__DIRECTIONS FOR THIS TASK__:
Every entry must be duplicated precisely as written.

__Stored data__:
☆ ☆ ☆ ☆ ☆

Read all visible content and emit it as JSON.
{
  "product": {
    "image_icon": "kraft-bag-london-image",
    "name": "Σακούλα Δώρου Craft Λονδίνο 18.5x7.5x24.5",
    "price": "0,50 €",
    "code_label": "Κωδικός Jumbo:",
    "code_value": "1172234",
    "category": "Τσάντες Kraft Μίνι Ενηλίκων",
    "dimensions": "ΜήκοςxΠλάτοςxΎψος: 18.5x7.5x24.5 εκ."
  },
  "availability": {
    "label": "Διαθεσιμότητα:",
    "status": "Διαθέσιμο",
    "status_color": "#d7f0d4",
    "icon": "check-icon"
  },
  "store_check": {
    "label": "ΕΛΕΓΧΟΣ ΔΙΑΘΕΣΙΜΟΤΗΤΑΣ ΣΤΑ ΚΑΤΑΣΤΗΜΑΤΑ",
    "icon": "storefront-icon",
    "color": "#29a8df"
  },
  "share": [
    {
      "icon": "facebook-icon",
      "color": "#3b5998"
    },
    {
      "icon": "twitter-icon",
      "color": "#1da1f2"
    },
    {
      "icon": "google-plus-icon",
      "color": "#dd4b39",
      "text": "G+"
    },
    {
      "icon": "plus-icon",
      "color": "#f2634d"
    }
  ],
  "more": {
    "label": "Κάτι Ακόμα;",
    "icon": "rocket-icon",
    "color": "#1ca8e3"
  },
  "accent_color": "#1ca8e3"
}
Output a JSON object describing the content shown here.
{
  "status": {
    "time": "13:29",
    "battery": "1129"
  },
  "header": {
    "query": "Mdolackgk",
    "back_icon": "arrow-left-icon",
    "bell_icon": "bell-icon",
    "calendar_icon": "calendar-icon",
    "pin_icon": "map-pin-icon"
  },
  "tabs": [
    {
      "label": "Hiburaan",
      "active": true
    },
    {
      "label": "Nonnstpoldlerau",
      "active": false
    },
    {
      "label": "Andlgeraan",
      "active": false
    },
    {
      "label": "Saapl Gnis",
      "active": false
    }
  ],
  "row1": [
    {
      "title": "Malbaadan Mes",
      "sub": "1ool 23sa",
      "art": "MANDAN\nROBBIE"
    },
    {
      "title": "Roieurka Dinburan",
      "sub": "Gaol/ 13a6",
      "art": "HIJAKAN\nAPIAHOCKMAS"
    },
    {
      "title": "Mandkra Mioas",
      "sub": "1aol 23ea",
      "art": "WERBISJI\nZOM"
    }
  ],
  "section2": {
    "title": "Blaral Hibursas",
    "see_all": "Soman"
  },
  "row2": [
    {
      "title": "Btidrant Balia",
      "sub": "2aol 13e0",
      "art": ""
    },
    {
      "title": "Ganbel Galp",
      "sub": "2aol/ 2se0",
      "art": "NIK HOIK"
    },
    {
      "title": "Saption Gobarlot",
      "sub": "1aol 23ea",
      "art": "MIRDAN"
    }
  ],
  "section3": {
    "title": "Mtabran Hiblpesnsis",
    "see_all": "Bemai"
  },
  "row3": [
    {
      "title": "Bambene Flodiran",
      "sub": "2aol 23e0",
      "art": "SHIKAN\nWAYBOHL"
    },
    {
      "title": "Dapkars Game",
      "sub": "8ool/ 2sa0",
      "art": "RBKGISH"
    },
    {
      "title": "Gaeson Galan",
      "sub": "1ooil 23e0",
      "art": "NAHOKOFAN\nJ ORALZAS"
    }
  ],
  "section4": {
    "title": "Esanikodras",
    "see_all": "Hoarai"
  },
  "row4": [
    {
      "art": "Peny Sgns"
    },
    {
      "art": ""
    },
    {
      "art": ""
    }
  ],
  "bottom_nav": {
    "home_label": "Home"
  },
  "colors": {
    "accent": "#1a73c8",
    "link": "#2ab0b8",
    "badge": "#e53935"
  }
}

☆ ☆ ☆ ☆ ☆

__TASK OUTPUT__:
Read all visible content and emit it as JSON.
{
  "product": {
    "image_icon": "kraft-bag-london-image",
    "name": "Σακούλα Δώρου Craft Λονδίνο 18.5x7.5x24.5",
    "price": "0,50 €",
    "code_label": "Κωδικός Jumbo:",
    "code_value": "1172234",
    "category": "Τσάντες Kraft Μίνι Ενηλίκων",
    "dimensions": "ΜήκοςxΠλάτοςxΎψος: 18.5x7.5x24.5 εκ."
  },
  "availability": {
    "label": "Διαθεσιμότητα:",
    "status": "Διαθέσιμο",
    "status_color": "#d7f0d4",
    "icon": "check-icon"
  },
  "store_check": {
    "label": "ΕΛΕΓΧΟΣ ΔΙΑΘΕΣΙΜΟΤΗΤΑΣ ΣΤΑ ΚΑΤΑΣΤΗΜΑΤΑ",
    "icon": "storefront-icon",
    "color": "#29a8df"
  },
  "share": [
    {
      "icon": "facebook-icon",
      "color": "#3b5998"
    },
    {
      "icon": "twitter-icon",
      "color": "#1da1f2"
    },
    {
      "icon": "google-plus-icon",
      "color": "#dd4b39",
      "text": "G+"
    },
    {
      "icon": "plus-icon",
      "color": "#f2634d"
    }
  ],
  "more": {
    "label": "Κάτι Ακόμα;",
    "icon": "rocket-icon",
    "color": "#1ca8e3"
  },
  "accent_color": "#1ca8e3"
}
Output a JSON object describing the content shown here.
{
  "status": {
    "time": "13:29",
    "battery": "1129"
  },
  "header": {
    "query": "Mdolackgk",
    "back_icon": "arrow-left-icon",
    "bell_icon": "bell-icon",
    "calendar_icon": "calendar-icon",
    "pin_icon": "map-pin-icon"
  },
  "tabs": [
    {
      "label": "Hiburaan",
      "active": true
    },
    {
      "label": "Nonnstpoldlerau",
      "active": false
    },
    {
      "label": "Andlgeraan",
      "active": false
    },
    {
      "label": "Saapl Gnis",
      "active": false
    }
  ],
  "row1": [
    {
      "title": "Malbaadan Mes",
      "sub": "1ool 23sa",
      "art": "MANDAN\nROBBIE"
    },
    {
      "title": "Roieurka Dinburan",
      "sub": "Gaol/ 13a6",
      "art": "HIJAKAN\nAPIAHOCKMAS"
    },
    {
      "title": "Mandkra Mioas",
      "sub": "1aol 23ea",
      "art": "WERBISJI\nZOM"
    }
  ],
  "section2": {
    "title": "Blaral Hibursas",
    "see_all": "Soman"
  },
  "row2": [
    {
      "title": "Btidrant Balia",
      "sub": "2aol 13e0",
      "art": ""
    },
    {
      "title": "Ganbel Galp",
      "sub": "2aol/ 2se0",
      "art": "NIK HOIK"
    },
    {
      "title": "Saption Gobarlot",
      "sub": "1aol 23ea",
      "art": "MIRDAN"
    }
  ],
  "section3": {
    "title": "Mtabran Hiblpesnsis",
    "see_all": "Bemai"
  },
  "row3": [
    {
      "title": "Bambene Flodiran",
      "sub": "2aol 23e0",
      "art": "SHIKAN\nWAYBOHL"
    },
    {
      "title": "Dapkars Game",
      "sub": "8ool/ 2sa0",
      "art": "RBKGISH"
    },
    {
      "title": "Gaeson Galan",
      "sub": "1ooil 23e0",
      "art": "NAHOKOFAN\nJ ORALZAS"
    }
  ],
  "section4": {
    "title": "Esanikodras",
    "see_all": "Hoarai"
  },
  "row4": [
    {
      "art": "Peny Sgns"
    },
    {
      "art": ""
    },
    {
      "art": ""
    }
  ],
  "bottom_nav": {
    "home_label": "Home"
  },
  "colors": {
    "accent": "#1a73c8",
    "link": "#2ab0b8",
    "badge": "#e53935"
  }
}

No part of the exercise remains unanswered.